▶ _Work to do_
Identify each line below containing the string "ffffff" and copy it.

▶ _Materials provided_
------
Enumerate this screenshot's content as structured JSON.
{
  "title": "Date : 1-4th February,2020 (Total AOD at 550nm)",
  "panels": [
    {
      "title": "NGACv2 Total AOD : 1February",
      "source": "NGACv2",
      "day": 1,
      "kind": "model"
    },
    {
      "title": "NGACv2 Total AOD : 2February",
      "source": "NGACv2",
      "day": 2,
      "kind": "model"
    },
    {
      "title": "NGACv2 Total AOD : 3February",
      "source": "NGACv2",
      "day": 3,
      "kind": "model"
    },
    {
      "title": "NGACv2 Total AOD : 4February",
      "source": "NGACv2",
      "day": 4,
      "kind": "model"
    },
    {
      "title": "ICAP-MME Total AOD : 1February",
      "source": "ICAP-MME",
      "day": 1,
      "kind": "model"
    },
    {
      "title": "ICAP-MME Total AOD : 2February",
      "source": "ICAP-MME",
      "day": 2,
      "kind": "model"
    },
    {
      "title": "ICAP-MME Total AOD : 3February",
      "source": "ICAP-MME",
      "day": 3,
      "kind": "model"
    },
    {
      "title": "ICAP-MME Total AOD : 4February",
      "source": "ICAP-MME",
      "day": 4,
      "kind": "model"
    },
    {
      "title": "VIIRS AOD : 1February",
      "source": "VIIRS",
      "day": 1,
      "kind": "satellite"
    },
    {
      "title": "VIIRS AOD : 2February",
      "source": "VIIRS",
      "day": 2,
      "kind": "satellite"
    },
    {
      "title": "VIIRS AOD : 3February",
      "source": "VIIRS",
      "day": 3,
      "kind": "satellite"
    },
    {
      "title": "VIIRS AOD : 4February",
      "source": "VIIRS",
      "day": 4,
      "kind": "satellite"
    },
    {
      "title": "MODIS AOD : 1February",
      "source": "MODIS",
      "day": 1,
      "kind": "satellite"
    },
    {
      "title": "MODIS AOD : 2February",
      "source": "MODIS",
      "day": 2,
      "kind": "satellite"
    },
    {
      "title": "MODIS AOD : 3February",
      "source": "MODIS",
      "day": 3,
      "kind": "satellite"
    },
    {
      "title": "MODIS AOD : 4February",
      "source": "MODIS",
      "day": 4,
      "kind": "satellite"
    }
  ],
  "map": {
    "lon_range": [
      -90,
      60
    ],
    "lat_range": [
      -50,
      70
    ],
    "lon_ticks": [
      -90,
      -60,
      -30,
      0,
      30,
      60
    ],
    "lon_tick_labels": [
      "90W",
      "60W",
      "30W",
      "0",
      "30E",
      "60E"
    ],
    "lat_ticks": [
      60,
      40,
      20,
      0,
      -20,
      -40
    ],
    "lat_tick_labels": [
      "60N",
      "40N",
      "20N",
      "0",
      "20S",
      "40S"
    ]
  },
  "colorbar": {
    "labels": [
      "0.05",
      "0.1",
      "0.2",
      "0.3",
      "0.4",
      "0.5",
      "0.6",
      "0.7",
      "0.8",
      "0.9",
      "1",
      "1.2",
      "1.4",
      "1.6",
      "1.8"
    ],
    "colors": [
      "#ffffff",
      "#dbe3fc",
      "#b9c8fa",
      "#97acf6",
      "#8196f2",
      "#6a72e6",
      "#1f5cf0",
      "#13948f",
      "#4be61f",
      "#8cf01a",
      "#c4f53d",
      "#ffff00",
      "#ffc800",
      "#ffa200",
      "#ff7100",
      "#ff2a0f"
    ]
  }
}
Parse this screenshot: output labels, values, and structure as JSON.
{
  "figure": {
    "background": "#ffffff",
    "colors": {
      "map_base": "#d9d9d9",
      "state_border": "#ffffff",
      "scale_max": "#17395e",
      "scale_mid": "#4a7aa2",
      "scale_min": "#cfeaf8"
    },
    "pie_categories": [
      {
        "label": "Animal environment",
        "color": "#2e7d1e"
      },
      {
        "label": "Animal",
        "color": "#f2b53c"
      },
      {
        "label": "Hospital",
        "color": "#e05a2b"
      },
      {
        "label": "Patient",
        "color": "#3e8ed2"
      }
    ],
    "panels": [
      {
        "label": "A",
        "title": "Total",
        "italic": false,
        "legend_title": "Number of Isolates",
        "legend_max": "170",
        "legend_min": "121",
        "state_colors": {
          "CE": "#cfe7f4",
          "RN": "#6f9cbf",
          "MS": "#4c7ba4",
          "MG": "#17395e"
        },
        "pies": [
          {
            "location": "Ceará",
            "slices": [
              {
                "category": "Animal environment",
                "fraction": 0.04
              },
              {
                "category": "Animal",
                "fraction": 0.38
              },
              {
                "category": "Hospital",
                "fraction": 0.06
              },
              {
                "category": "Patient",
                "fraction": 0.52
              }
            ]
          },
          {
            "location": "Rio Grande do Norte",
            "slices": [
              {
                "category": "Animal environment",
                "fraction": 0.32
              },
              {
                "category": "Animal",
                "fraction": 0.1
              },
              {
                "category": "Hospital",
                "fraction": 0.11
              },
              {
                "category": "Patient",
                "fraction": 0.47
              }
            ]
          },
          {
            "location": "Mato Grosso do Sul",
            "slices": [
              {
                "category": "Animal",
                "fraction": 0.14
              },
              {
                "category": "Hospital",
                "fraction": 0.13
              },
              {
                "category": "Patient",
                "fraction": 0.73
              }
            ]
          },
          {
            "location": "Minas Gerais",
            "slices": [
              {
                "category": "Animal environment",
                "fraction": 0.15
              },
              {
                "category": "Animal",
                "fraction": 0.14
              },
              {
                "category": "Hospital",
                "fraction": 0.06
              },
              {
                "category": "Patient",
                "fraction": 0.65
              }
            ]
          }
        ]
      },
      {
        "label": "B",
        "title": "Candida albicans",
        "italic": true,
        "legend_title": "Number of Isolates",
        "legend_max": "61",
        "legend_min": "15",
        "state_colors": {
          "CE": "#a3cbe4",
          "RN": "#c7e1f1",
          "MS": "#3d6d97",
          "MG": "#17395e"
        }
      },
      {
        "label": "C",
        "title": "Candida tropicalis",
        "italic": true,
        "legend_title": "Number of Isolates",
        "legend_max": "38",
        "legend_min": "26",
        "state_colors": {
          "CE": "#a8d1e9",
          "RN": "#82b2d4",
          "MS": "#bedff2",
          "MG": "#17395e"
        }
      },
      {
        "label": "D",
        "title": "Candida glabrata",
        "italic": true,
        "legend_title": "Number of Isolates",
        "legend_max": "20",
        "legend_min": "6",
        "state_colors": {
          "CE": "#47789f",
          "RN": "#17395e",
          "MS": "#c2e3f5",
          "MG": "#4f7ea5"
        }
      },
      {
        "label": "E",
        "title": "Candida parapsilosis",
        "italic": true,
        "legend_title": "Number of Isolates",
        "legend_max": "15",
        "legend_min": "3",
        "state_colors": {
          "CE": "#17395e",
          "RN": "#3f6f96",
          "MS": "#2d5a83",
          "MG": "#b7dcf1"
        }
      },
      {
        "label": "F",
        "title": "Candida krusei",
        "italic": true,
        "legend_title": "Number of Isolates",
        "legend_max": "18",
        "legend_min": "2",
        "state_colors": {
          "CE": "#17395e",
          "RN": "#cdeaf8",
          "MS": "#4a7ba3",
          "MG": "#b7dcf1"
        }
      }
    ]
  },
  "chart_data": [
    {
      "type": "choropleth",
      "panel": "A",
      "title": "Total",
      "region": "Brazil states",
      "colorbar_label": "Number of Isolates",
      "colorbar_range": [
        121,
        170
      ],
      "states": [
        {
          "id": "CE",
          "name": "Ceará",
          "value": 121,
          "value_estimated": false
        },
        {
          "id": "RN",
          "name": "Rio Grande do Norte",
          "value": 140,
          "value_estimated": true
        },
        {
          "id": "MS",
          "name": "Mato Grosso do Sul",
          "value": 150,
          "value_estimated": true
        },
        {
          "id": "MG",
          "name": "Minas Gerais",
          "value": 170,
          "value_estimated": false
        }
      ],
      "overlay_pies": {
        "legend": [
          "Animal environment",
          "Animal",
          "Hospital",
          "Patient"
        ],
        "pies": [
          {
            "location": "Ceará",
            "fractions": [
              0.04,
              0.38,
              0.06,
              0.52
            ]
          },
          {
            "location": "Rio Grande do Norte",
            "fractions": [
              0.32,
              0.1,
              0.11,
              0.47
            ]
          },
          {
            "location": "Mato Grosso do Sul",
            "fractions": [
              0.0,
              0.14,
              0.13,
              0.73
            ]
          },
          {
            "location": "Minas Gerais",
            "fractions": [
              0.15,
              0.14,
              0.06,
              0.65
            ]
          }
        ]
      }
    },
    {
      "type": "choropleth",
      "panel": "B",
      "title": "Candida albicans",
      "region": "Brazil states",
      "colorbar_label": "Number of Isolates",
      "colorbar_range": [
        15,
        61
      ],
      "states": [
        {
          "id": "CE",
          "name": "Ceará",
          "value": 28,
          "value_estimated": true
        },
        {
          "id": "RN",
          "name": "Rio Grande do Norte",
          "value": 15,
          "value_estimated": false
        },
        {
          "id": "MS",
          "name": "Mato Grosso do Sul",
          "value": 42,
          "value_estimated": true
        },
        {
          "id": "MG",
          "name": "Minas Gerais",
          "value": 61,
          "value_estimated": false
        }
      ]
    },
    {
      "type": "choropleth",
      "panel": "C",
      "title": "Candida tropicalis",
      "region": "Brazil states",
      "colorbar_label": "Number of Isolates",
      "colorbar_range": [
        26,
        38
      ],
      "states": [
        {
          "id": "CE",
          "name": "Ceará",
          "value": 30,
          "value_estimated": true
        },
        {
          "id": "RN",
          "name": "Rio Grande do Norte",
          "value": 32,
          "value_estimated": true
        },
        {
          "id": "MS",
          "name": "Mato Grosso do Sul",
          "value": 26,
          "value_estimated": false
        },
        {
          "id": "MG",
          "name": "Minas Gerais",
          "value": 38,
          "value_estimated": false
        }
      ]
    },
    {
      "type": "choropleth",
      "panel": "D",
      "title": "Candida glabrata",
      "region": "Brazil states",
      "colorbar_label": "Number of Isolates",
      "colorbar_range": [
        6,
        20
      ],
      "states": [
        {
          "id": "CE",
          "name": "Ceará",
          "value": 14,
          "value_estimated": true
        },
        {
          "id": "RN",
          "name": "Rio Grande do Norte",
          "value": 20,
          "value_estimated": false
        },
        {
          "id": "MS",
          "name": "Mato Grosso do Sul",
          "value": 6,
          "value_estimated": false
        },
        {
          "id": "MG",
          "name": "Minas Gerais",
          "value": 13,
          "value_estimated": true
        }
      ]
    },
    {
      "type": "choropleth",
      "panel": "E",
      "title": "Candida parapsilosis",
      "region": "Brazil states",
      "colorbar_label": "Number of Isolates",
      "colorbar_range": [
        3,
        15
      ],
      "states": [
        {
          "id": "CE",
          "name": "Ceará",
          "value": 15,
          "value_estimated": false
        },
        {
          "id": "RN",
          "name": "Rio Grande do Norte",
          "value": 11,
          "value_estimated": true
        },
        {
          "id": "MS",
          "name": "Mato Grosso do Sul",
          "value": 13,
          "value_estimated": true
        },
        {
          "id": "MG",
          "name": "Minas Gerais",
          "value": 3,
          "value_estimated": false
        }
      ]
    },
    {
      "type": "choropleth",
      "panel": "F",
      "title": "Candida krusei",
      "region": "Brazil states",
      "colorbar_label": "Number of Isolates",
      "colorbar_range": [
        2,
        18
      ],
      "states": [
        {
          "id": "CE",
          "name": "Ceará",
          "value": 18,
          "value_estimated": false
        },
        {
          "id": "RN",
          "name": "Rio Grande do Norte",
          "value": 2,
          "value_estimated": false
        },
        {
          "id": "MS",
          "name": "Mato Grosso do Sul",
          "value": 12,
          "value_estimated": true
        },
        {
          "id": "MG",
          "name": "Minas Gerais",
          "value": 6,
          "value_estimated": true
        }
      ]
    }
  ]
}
------
▶ _Exercise result_
      "#ffffff",
    "background": "#ffffff",
      "state_border": "#ffffff",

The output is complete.